Given request: Pull out each line of the records holding the string "necrosis".

╭─ Source records

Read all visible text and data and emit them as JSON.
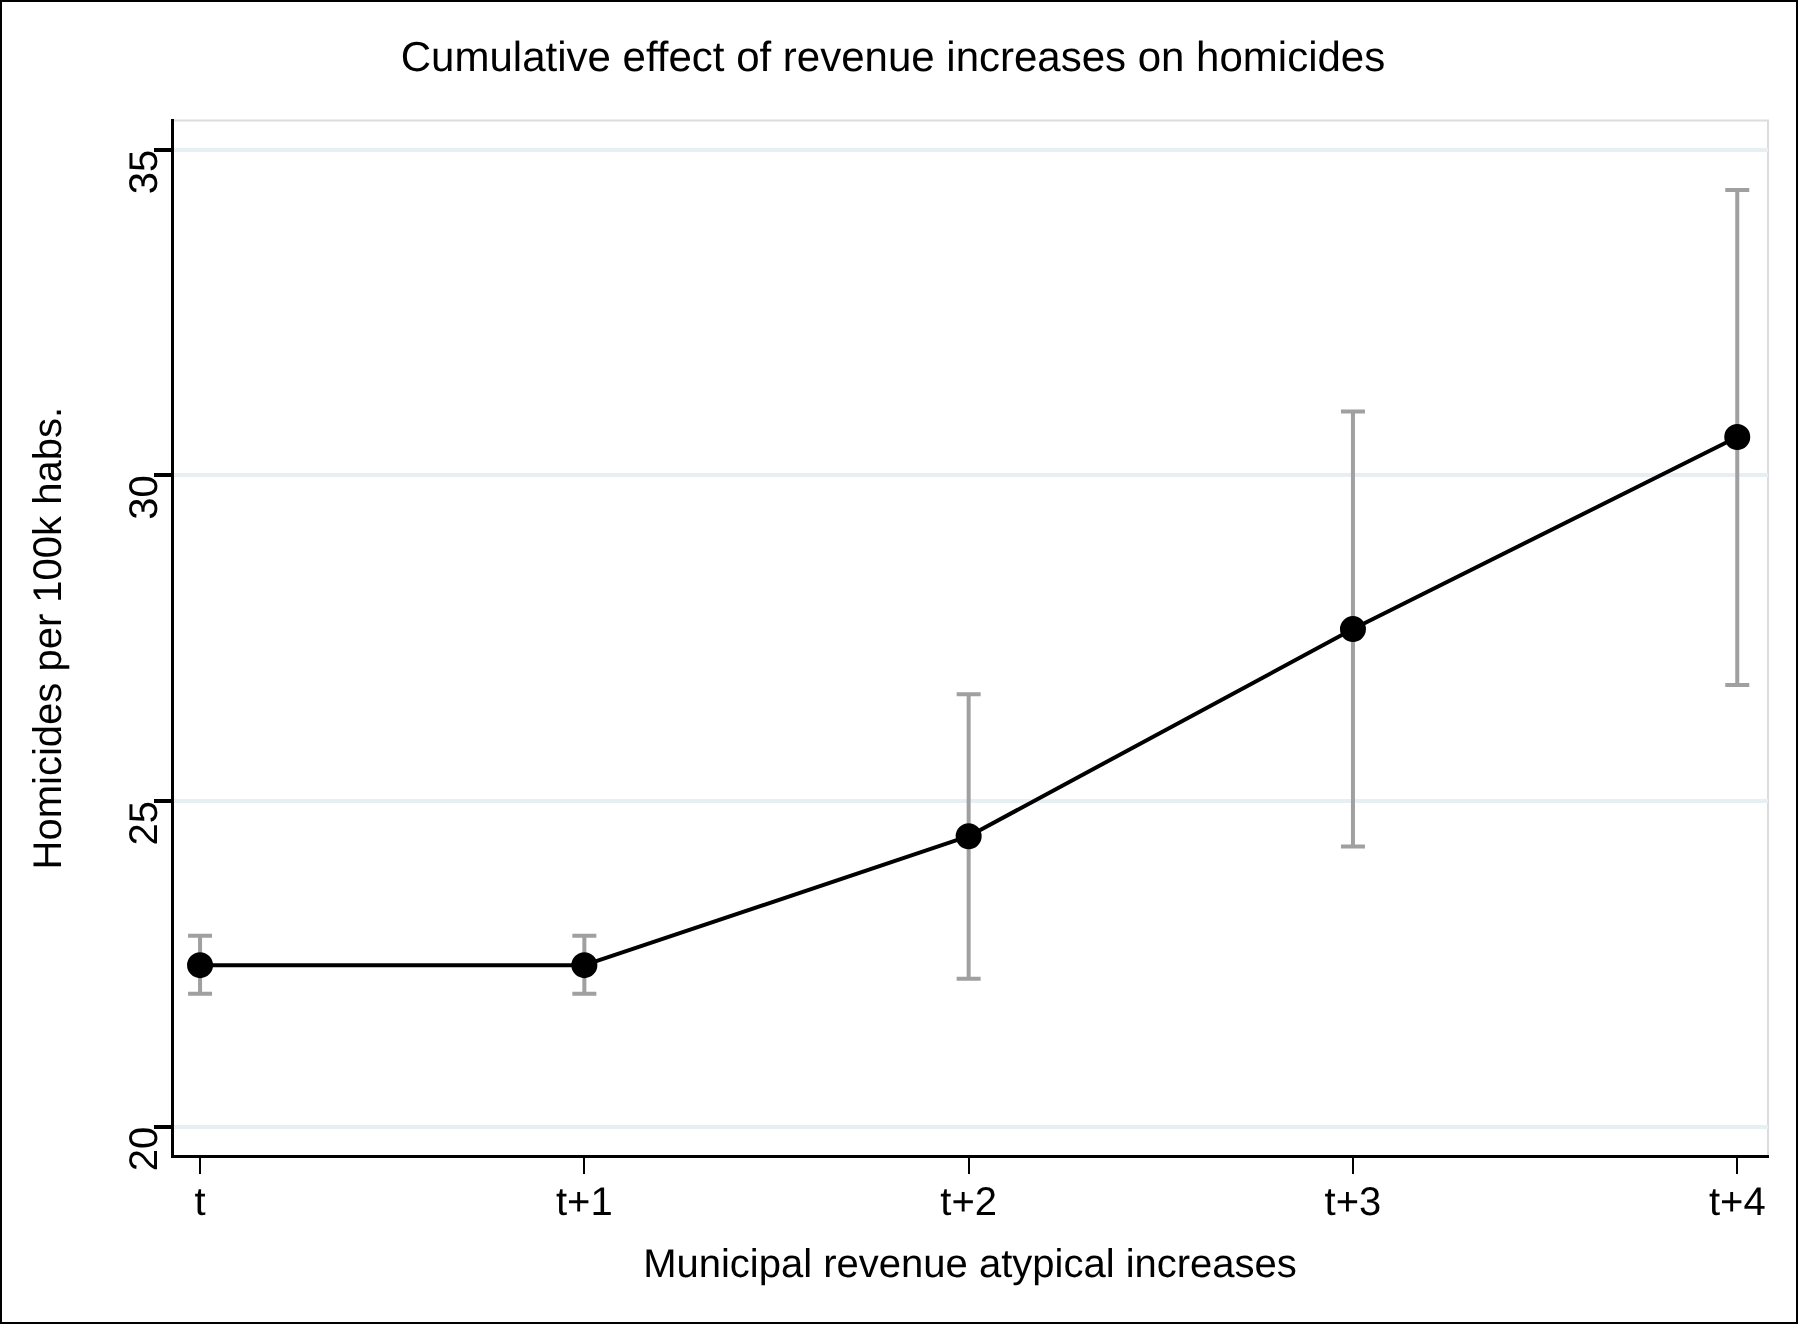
{
  "chart_data": {
    "type": "line",
    "title": "Cumulative effect of revenue increases on homicides",
    "xlabel": "Municipal revenue atypical increases",
    "ylabel": "Homicides per 100k habs.",
    "categories": [
      "t",
      "t+1",
      "t+2",
      "t+3",
      "t+4"
    ],
    "series": [
      {
        "color": "#000000",
        "values": [
          22.48,
          22.48,
          24.46,
          27.64,
          30.59
        ],
        "errors": [
          [
            22.04,
            22.93
          ],
          [
            22.04,
            22.93
          ],
          [
            22.27,
            26.64
          ],
          [
            24.3,
            30.98
          ],
          [
            26.78,
            34.38
          ]
        ]
      }
    ],
    "ylim": [
      19.55,
      35.45
    ],
    "yticks": [
      20,
      25,
      30,
      35
    ],
    "grid": "y",
    "marker": "circle",
    "line_style": "solid",
    "legend": false
  }
}
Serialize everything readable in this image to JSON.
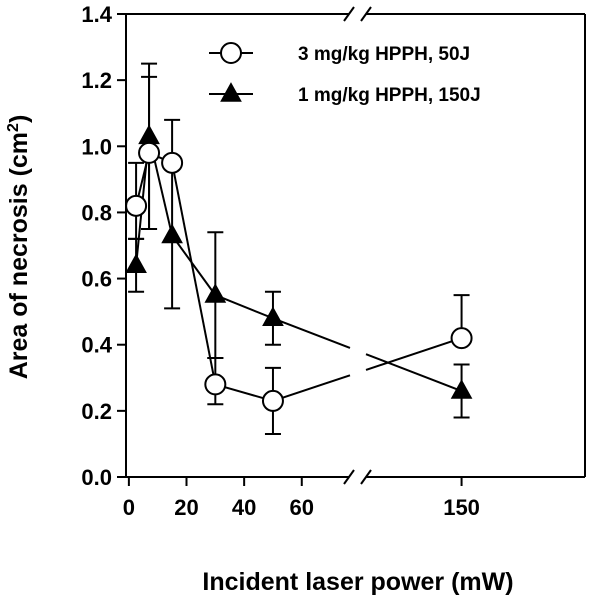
{
  "chart_data": {
    "type": "line",
    "xlabel": "Incident laser power (mW)",
    "ylabel": "Area of necrosis (cm²)",
    "ylabel_parts": {
      "main": "Area of necrosis (cm",
      "superscript": "2",
      "close": ")"
    },
    "ylim": [
      0,
      1.4
    ],
    "y_ticks": [
      {
        "value": 0.0,
        "label": "0.0"
      },
      {
        "value": 0.2,
        "label": "0.2"
      },
      {
        "value": 0.4,
        "label": "0.4"
      },
      {
        "value": 0.6,
        "label": "0.6"
      },
      {
        "value": 0.8,
        "label": "0.8"
      },
      {
        "value": 1.0,
        "label": "1.0"
      },
      {
        "value": 1.2,
        "label": "1.2"
      },
      {
        "value": 1.4,
        "label": "1.4"
      }
    ],
    "x_axis": {
      "broken": true,
      "segment1_range": [
        -1,
        75
      ],
      "break_at": 75,
      "segment2_range": [
        120,
        190
      ],
      "ticks": [
        {
          "value": 0,
          "label": "0"
        },
        {
          "value": 20,
          "label": "20"
        },
        {
          "value": 40,
          "label": "40"
        },
        {
          "value": 60,
          "label": "60"
        },
        {
          "value": 150,
          "label": "150"
        }
      ]
    },
    "series": [
      {
        "name": "3 mg/kg HPPH, 50J",
        "marker": "circle-open",
        "points": [
          {
            "x": 2.5,
            "y": 0.82,
            "err_up": 0.13,
            "err_down": 0.1
          },
          {
            "x": 7,
            "y": 0.98,
            "err_up": 0.23,
            "err_down": 0.23
          },
          {
            "x": 15,
            "y": 0.95,
            "err_up": 0.0,
            "err_down": 0.0
          },
          {
            "x": 30,
            "y": 0.28,
            "err_up": 0.08,
            "err_down": 0.06
          },
          {
            "x": 50,
            "y": 0.23,
            "err_up": 0.1,
            "err_down": 0.1
          },
          {
            "x": 150,
            "y": 0.42,
            "err_up": 0.13,
            "err_down": 0.0
          }
        ]
      },
      {
        "name": "1 mg/kg HPPH, 150J",
        "marker": "triangle-filled",
        "points": [
          {
            "x": 2.5,
            "y": 0.64,
            "err_up": 0.08,
            "err_down": 0.08
          },
          {
            "x": 7,
            "y": 1.03,
            "err_up": 0.22,
            "err_down": 0.28
          },
          {
            "x": 15,
            "y": 0.73,
            "err_up": 0.35,
            "err_down": 0.22
          },
          {
            "x": 30,
            "y": 0.55,
            "err_up": 0.19,
            "err_down": 0.19
          },
          {
            "x": 50,
            "y": 0.48,
            "err_up": 0.08,
            "err_down": 0.08
          },
          {
            "x": 150,
            "y": 0.26,
            "err_up": 0.08,
            "err_down": 0.08
          }
        ]
      }
    ],
    "legend": {
      "placement": "top-right"
    },
    "grid": false
  }
}
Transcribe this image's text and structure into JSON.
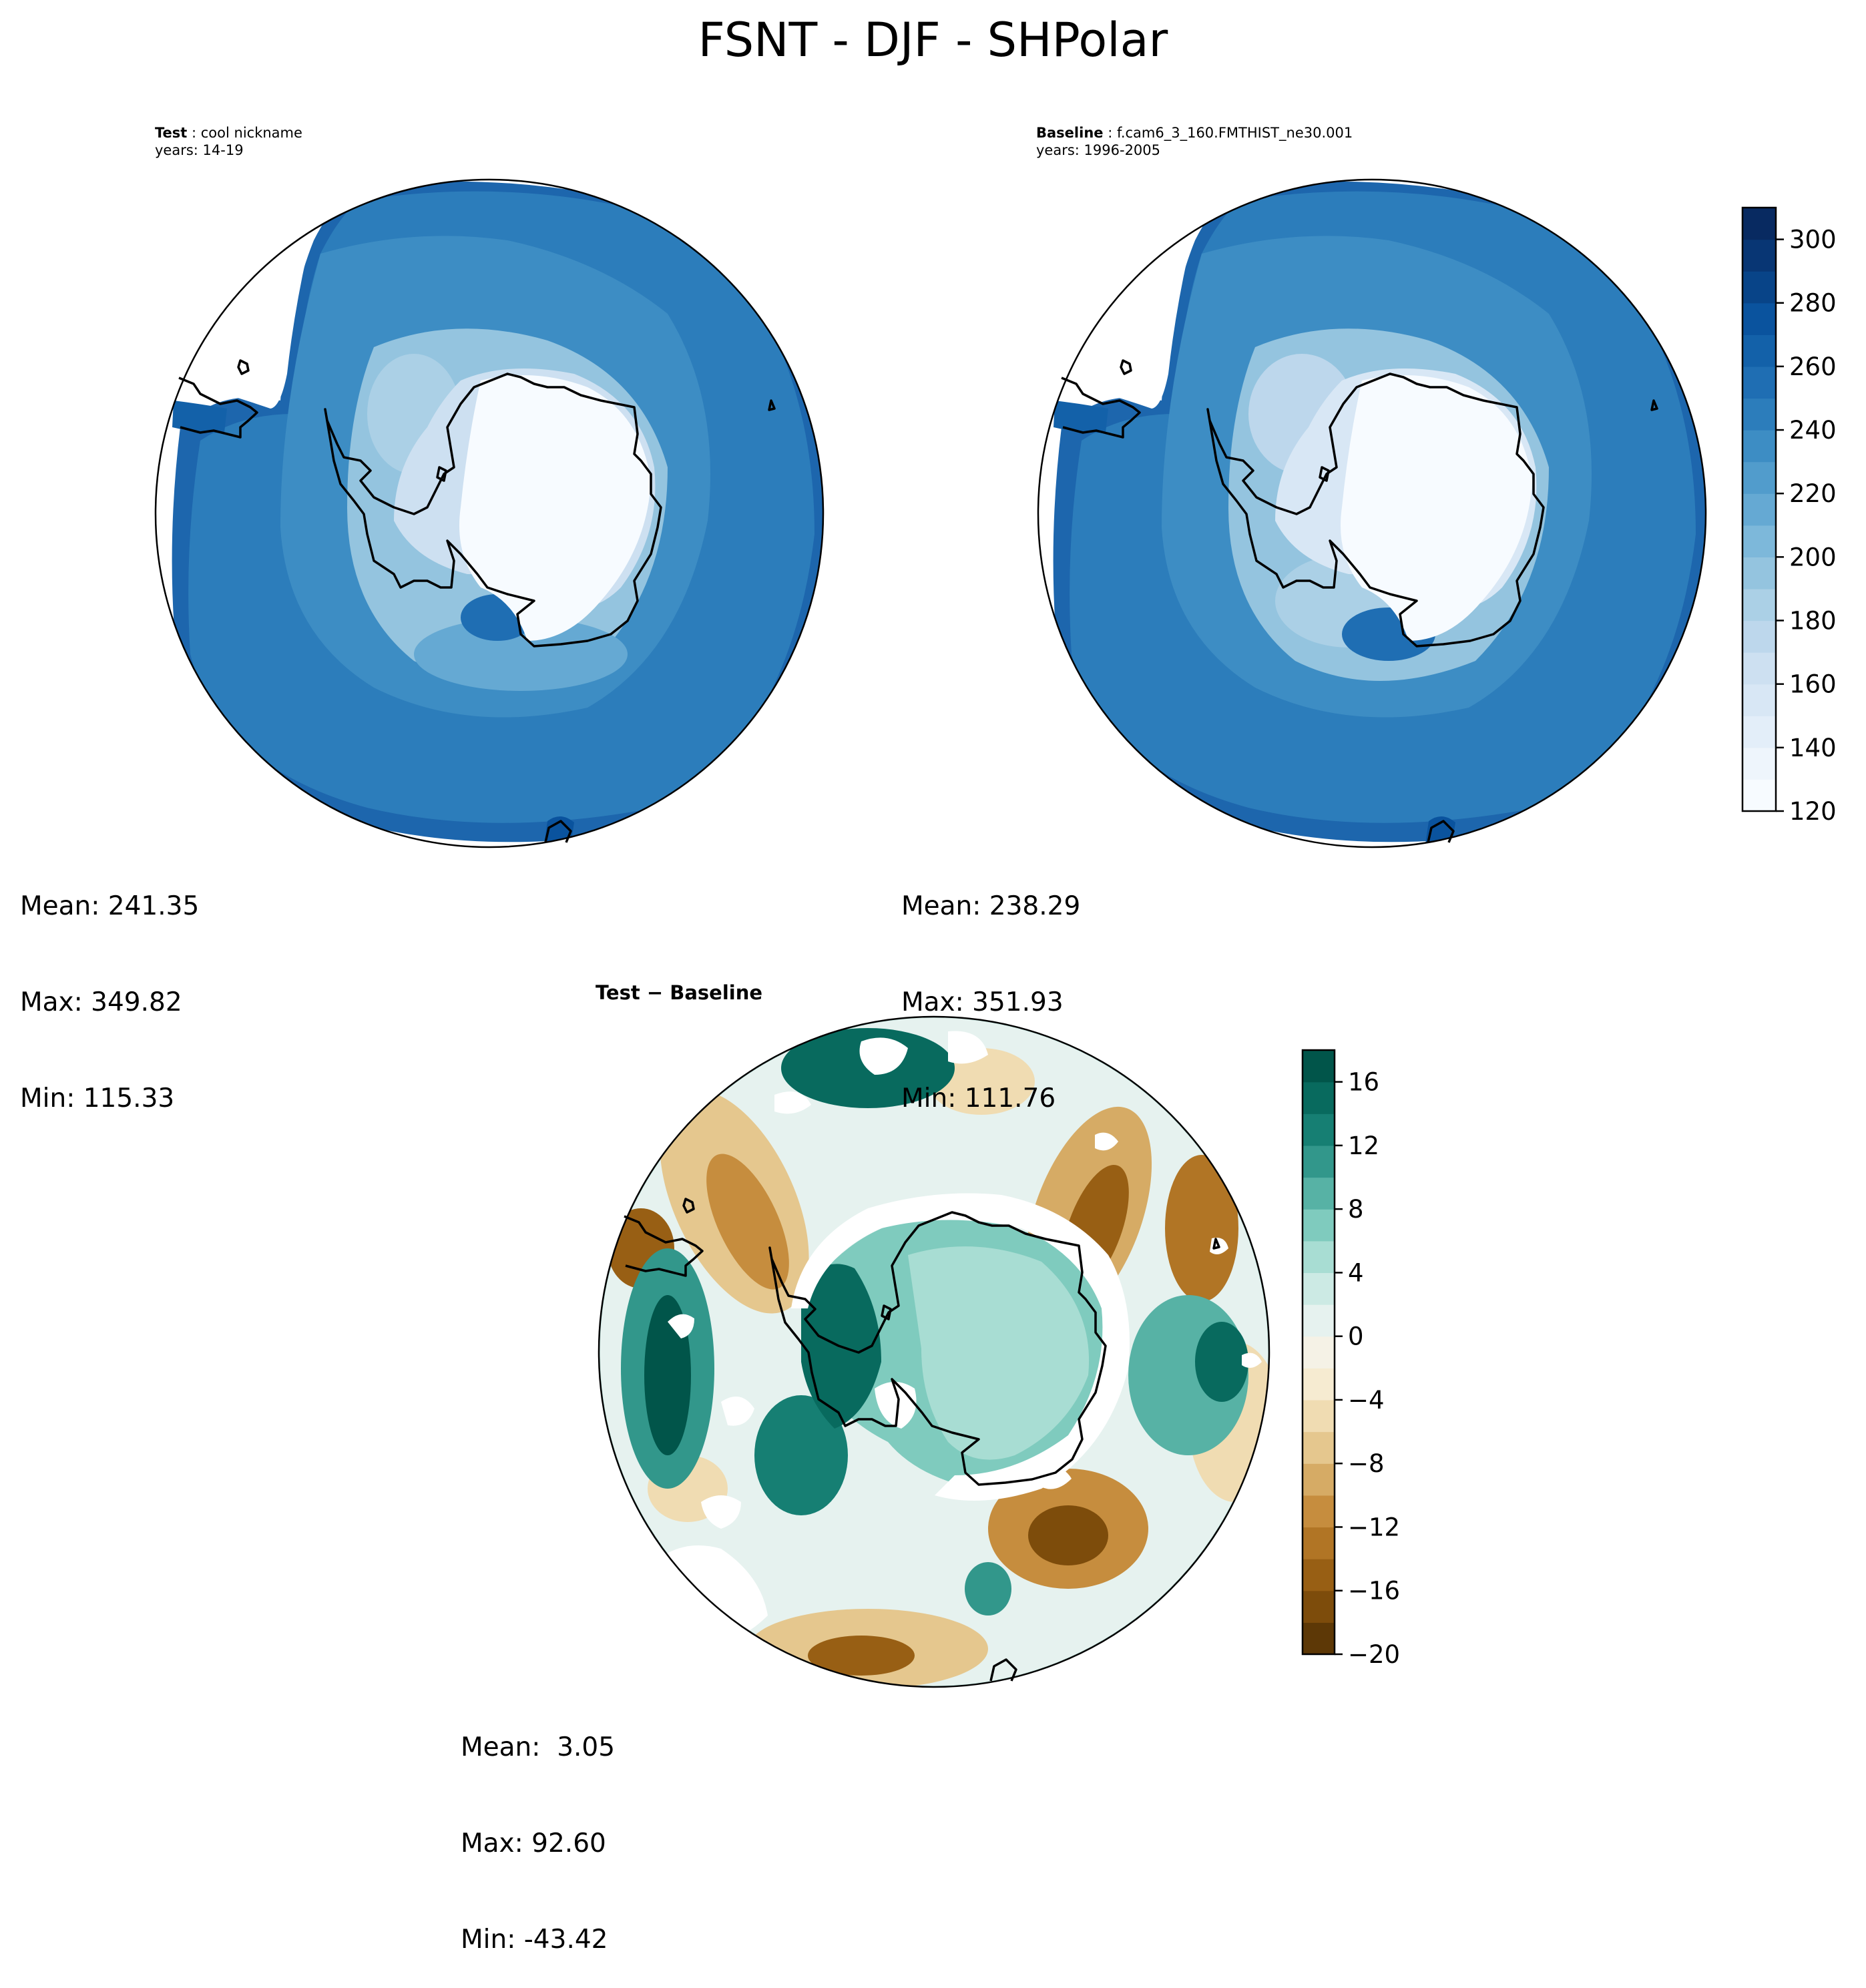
{
  "figure": {
    "title": "FSNT - DJF - SHPolar"
  },
  "panels": {
    "test": {
      "label": "Test",
      "name": "cool nickname",
      "years": "years: 14-19",
      "stats": {
        "mean": "Mean: 241.35",
        "max": "Max: 349.82",
        "min": "Min: 115.33"
      }
    },
    "baseline": {
      "label": "Baseline",
      "name": "f.cam6_3_160.FMTHIST_ne30.001",
      "years": "years: 1996-2005",
      "stats": {
        "mean": "Mean: 238.29",
        "max": "Max: 351.93",
        "min": "Min: 111.76"
      }
    },
    "difference": {
      "title": "Test − Baseline",
      "stats": {
        "mean": "Mean:  3.05",
        "max": "Max: 92.60",
        "min": "Min: -43.42"
      }
    }
  },
  "chart_data": [
    {
      "type": "heatmap",
      "title": "Test",
      "projection": "south-polar stereographic",
      "colormap": "Blues",
      "value_range": [
        120,
        310
      ],
      "mean": 241.35,
      "max": 349.82,
      "min": 115.33
    },
    {
      "type": "heatmap",
      "title": "Baseline",
      "projection": "south-polar stereographic",
      "colormap": "Blues",
      "value_range": [
        120,
        310
      ],
      "mean": 238.29,
      "max": 351.93,
      "min": 111.76
    },
    {
      "type": "heatmap",
      "title": "Test − Baseline",
      "projection": "south-polar stereographic",
      "colormap": "BrBG",
      "value_range": [
        -20,
        18
      ],
      "mean": 3.05,
      "max": 92.6,
      "min": -43.42
    }
  ],
  "colorbars": {
    "main": {
      "ticks": [
        "120",
        "140",
        "160",
        "180",
        "200",
        "220",
        "240",
        "260",
        "280",
        "300"
      ],
      "range": [
        120,
        310
      ],
      "colors": [
        "#f7fbff",
        "#eef5fc",
        "#e3eef9",
        "#d8e7f5",
        "#cde0f1",
        "#bdd7ec",
        "#abd0e6",
        "#94c4df",
        "#7db8da",
        "#65a9d3",
        "#519ccc",
        "#3d8dc4",
        "#2c7dbb",
        "#1f6eb3",
        "#1361a9",
        "#0a539e",
        "#084488",
        "#083674",
        "#082a61"
      ]
    },
    "diff": {
      "ticks": [
        "−20",
        "−16",
        "−12",
        "−8",
        "−4",
        "0",
        "4",
        "8",
        "12",
        "16"
      ],
      "range": [
        -20,
        18
      ],
      "colors": [
        "#5d3806",
        "#7d4c0b",
        "#985f14",
        "#b17525",
        "#c68d3e",
        "#d6ab65",
        "#e5c78e",
        "#f0dcb2",
        "#f6ebd1",
        "#f5f2e6",
        "#e6f2ef",
        "#cceae4",
        "#a8ddd3",
        "#7fcbbe",
        "#57b2a5",
        "#32978b",
        "#167f73",
        "#086a5e",
        "#01554a"
      ]
    }
  }
}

╰─

Reply to the exercise:
    "ylabel": "Area of necrosis (cm²)",
      "main": "Area of necrosis (cm",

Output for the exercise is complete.